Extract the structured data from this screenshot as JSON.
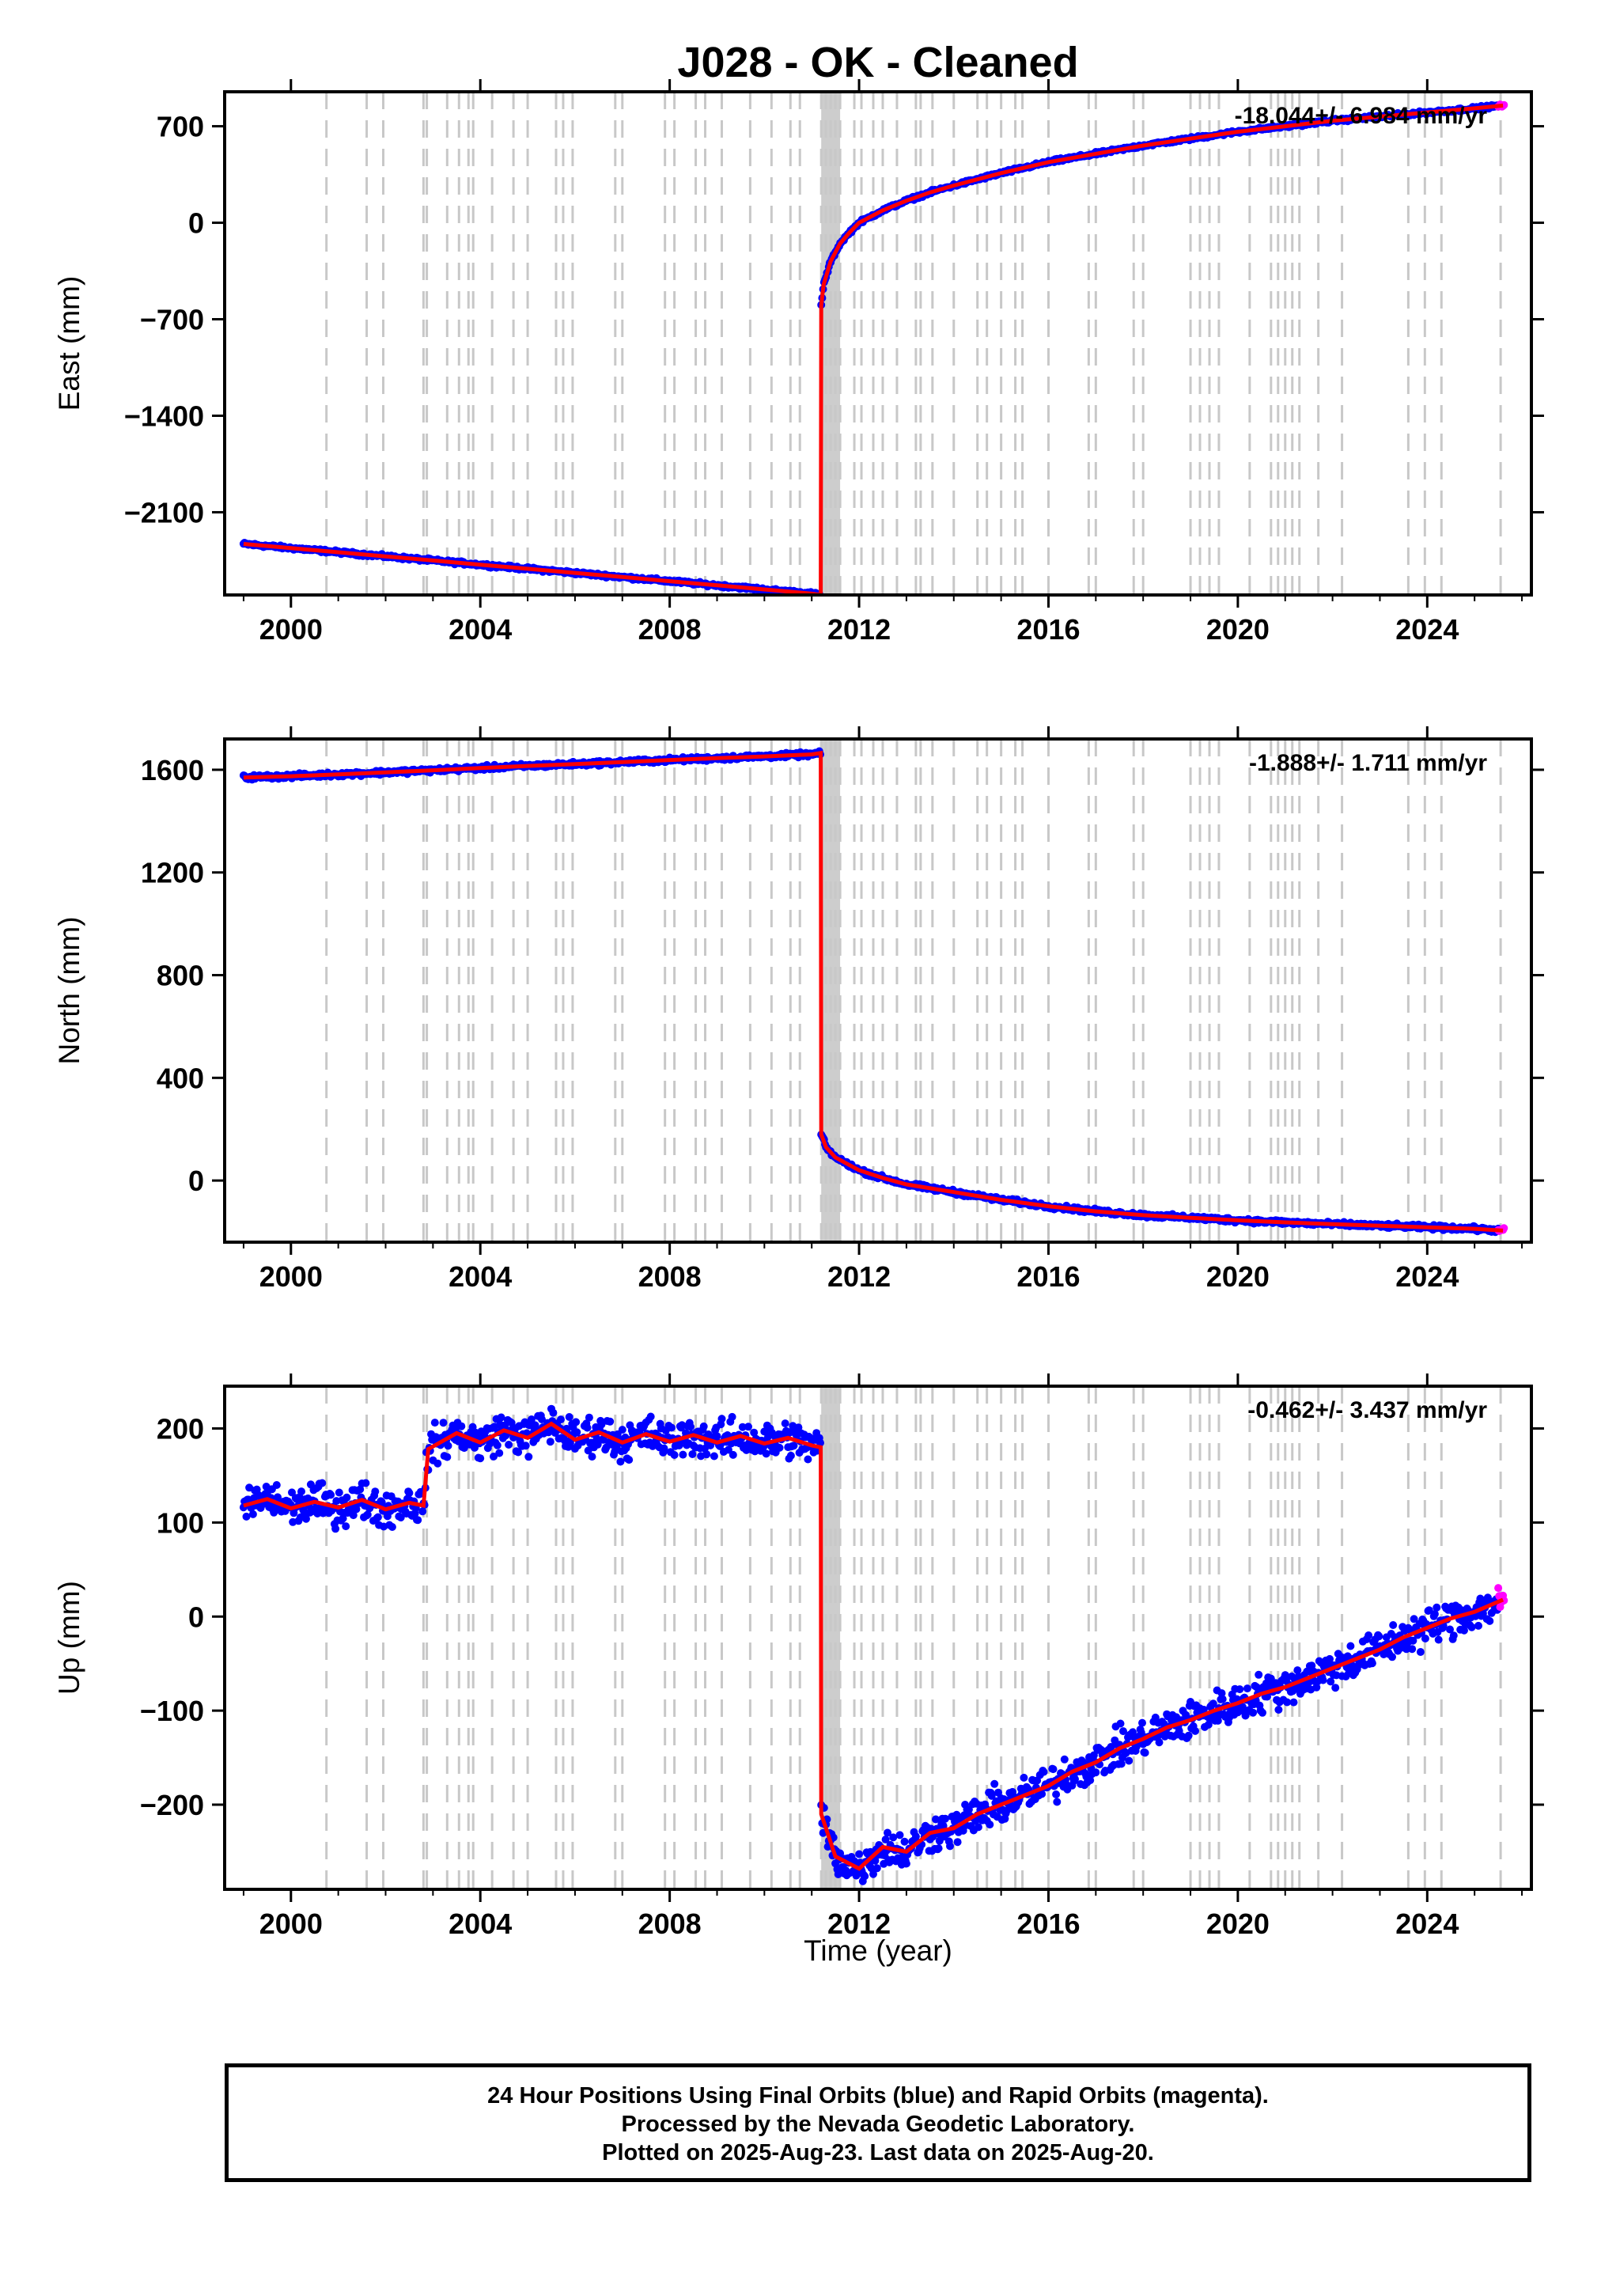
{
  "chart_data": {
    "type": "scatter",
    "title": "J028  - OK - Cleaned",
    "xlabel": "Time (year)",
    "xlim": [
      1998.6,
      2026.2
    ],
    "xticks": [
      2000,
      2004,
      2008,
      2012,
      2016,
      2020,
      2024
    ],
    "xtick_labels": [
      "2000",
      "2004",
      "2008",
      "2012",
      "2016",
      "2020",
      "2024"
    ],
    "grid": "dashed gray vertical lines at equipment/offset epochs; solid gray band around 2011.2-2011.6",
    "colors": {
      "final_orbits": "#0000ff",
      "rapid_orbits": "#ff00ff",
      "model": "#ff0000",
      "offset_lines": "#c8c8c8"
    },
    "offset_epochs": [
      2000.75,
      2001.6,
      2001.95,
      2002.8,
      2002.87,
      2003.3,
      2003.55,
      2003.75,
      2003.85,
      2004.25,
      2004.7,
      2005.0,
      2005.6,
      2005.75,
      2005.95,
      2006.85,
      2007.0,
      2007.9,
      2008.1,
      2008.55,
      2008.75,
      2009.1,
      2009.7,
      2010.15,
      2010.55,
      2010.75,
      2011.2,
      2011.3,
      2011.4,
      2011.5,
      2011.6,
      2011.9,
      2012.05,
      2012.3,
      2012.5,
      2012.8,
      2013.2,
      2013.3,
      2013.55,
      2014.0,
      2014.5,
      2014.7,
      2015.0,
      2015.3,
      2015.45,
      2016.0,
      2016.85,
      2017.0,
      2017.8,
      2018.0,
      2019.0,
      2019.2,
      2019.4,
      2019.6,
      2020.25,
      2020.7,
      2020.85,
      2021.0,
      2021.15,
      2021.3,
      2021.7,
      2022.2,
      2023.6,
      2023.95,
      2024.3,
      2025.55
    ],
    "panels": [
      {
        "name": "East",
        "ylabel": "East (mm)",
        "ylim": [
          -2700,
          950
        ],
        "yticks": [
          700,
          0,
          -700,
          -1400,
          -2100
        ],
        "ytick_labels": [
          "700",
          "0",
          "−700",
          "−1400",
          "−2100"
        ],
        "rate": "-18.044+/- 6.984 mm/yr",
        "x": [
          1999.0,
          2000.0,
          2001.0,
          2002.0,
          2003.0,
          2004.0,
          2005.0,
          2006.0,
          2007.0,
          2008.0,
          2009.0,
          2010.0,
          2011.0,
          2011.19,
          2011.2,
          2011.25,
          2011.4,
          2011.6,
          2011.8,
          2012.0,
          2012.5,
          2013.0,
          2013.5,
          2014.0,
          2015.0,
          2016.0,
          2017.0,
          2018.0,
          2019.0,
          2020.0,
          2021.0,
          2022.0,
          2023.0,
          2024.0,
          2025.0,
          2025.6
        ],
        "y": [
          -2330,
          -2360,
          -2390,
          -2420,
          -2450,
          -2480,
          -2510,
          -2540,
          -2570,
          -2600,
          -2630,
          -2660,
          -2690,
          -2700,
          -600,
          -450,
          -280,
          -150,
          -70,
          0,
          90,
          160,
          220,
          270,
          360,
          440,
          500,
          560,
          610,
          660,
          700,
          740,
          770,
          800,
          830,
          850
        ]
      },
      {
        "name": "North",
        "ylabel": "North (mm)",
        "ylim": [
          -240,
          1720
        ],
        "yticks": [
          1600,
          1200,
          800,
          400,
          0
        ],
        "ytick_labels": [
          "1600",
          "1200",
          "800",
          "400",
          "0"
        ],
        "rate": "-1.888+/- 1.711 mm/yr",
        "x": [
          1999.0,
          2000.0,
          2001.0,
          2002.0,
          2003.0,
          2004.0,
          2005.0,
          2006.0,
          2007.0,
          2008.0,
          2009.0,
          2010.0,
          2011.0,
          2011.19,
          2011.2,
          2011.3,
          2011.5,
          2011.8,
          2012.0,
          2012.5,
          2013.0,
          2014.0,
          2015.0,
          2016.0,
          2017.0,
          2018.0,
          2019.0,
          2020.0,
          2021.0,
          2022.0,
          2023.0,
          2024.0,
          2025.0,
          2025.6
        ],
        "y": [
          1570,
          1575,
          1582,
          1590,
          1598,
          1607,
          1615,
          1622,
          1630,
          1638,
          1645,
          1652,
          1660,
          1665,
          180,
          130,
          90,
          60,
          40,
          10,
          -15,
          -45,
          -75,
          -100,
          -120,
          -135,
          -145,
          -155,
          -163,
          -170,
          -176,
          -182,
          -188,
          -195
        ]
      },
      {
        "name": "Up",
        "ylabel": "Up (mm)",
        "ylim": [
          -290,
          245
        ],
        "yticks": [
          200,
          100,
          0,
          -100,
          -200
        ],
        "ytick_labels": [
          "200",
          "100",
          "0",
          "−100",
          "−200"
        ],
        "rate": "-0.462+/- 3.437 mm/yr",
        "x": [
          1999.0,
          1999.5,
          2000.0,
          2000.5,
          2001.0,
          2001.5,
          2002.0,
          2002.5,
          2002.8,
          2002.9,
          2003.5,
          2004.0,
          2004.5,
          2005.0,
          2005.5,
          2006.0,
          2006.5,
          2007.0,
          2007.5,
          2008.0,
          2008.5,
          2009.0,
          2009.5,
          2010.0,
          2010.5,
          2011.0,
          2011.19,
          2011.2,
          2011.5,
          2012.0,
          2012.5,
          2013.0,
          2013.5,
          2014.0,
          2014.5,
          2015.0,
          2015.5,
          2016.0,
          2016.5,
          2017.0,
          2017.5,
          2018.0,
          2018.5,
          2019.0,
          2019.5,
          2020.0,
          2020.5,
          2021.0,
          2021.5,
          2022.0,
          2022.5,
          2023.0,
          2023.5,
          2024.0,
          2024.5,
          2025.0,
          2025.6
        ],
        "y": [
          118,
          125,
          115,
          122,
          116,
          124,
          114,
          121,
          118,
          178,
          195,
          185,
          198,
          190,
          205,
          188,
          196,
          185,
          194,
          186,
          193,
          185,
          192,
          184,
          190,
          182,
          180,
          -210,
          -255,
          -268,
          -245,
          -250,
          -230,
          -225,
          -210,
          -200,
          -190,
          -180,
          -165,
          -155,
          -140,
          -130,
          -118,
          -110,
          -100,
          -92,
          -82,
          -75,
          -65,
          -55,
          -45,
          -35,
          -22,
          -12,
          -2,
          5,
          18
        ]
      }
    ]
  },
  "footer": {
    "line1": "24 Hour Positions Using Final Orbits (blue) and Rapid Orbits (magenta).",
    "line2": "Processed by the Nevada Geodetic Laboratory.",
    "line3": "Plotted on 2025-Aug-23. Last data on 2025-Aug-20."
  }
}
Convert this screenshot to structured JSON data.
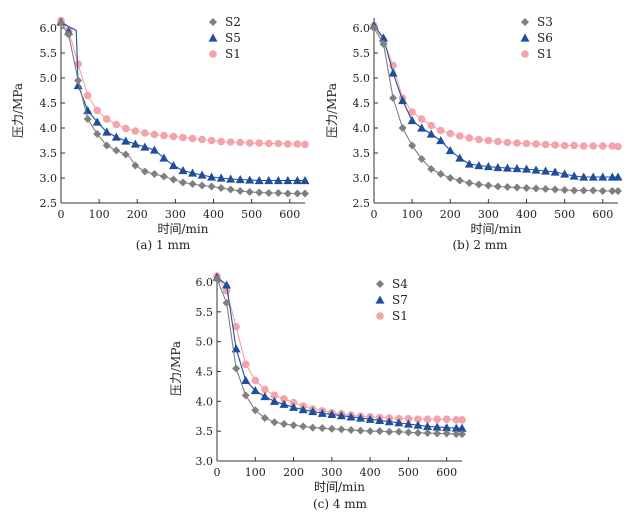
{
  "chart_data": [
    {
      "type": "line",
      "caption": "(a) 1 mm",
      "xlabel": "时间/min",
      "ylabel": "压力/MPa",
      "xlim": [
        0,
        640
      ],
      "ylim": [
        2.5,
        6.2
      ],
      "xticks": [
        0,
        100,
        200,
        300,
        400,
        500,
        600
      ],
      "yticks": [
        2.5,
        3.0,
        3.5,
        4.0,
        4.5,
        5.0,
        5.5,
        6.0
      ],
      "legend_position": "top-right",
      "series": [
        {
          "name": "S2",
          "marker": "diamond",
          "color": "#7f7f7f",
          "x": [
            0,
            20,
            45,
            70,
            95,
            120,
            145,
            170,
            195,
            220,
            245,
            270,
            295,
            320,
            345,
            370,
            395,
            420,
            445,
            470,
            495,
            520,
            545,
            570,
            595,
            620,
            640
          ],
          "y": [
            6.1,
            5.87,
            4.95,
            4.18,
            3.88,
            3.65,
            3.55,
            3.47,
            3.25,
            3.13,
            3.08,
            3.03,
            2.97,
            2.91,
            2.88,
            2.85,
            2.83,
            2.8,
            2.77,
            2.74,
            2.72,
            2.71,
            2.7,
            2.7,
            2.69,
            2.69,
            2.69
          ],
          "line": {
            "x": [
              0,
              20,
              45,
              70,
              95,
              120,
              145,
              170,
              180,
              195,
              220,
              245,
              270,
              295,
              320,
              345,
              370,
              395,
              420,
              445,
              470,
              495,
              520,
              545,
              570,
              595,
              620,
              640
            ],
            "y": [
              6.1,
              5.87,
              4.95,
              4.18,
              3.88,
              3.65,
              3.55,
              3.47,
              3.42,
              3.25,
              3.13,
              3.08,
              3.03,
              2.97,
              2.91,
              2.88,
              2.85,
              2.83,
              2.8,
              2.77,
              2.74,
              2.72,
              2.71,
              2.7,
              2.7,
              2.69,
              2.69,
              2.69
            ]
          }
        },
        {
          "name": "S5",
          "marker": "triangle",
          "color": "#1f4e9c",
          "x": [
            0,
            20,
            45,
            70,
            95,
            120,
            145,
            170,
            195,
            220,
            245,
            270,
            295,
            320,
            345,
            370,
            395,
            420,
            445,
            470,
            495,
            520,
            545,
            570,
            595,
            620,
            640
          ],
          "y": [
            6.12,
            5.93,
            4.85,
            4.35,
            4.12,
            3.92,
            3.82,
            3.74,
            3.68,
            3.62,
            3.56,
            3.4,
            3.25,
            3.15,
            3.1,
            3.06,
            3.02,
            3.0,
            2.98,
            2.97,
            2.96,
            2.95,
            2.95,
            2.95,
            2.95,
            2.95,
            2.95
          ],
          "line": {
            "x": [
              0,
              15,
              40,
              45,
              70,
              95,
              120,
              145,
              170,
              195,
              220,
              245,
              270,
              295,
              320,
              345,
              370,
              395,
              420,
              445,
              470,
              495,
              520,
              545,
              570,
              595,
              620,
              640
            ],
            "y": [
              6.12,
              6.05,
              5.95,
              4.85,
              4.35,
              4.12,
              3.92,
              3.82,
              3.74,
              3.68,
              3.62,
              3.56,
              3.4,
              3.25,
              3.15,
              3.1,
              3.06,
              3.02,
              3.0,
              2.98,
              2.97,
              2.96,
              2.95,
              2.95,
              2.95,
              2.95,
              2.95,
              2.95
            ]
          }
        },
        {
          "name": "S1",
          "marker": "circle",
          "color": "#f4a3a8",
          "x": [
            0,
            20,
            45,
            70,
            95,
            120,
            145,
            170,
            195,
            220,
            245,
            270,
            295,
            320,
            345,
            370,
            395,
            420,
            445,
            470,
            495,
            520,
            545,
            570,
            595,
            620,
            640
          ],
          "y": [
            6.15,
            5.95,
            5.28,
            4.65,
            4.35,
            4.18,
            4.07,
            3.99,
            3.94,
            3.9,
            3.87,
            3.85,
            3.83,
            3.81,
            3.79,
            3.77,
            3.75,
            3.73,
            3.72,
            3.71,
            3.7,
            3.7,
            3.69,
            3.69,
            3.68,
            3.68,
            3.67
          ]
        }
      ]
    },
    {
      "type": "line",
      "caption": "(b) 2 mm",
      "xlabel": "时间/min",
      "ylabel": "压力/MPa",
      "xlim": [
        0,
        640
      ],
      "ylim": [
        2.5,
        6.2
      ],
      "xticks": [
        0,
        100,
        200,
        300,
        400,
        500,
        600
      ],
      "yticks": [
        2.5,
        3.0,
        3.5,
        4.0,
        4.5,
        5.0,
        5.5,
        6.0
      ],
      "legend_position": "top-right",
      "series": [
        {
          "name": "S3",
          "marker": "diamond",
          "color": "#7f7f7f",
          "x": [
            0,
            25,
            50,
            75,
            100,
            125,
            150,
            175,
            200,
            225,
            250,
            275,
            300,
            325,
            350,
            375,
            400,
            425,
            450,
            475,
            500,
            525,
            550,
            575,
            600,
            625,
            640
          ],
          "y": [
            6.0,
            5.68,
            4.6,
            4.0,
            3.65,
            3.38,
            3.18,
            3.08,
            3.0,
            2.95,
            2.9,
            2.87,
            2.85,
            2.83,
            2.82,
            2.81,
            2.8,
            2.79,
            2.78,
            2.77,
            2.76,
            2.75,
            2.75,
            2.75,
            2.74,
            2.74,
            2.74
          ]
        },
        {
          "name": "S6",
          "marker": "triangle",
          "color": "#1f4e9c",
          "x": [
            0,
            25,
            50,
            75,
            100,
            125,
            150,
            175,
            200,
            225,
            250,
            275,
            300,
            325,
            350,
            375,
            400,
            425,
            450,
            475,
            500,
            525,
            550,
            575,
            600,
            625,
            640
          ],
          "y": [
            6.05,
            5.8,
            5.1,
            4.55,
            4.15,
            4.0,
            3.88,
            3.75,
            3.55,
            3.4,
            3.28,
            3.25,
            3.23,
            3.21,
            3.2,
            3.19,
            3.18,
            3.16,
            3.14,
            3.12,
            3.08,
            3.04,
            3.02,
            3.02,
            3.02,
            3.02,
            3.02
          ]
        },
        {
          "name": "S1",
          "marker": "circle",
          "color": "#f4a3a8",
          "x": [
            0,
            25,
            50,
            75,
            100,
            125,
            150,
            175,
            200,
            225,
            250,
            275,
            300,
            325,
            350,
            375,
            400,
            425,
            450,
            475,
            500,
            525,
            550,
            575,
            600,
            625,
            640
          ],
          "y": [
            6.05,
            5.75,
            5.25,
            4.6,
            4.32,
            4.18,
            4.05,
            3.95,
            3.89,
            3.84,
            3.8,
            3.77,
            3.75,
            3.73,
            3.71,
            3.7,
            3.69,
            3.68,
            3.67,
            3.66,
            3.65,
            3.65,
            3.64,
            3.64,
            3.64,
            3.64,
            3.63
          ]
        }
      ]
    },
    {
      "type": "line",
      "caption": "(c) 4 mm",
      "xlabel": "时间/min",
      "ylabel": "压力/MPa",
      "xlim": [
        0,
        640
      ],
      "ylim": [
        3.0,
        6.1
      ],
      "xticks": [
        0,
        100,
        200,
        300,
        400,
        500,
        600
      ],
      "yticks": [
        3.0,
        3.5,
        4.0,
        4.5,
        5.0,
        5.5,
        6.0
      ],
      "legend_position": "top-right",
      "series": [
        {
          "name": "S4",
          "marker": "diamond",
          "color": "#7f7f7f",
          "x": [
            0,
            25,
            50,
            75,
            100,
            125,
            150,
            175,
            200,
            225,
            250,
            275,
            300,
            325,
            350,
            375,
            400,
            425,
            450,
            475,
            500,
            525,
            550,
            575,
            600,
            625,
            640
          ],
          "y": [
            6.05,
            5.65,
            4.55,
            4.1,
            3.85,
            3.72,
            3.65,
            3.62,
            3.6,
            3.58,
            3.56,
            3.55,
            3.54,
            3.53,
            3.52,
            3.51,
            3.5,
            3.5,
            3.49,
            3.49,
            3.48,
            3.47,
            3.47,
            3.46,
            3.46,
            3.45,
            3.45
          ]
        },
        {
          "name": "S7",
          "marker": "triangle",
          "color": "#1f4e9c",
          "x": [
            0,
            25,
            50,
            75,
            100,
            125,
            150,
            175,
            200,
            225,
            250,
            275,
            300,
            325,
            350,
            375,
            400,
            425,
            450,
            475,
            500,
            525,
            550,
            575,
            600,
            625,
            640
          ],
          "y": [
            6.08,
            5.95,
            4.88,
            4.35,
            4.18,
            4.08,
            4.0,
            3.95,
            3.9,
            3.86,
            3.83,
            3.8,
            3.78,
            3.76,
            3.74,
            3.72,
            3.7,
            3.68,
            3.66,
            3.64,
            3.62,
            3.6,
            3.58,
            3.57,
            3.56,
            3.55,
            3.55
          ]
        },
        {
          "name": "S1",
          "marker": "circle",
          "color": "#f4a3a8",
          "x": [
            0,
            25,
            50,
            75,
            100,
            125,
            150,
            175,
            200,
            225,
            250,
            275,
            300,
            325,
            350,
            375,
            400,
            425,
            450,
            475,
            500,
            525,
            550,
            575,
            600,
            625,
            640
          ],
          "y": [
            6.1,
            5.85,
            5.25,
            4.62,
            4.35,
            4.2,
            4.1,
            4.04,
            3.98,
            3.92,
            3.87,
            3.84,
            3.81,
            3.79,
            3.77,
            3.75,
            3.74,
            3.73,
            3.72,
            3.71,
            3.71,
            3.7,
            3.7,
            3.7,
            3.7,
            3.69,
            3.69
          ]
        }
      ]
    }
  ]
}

________________________

* _Exercise directions_: State how many lines in the records above contain the word "JSON", giving only the number.

* _Reply_: 2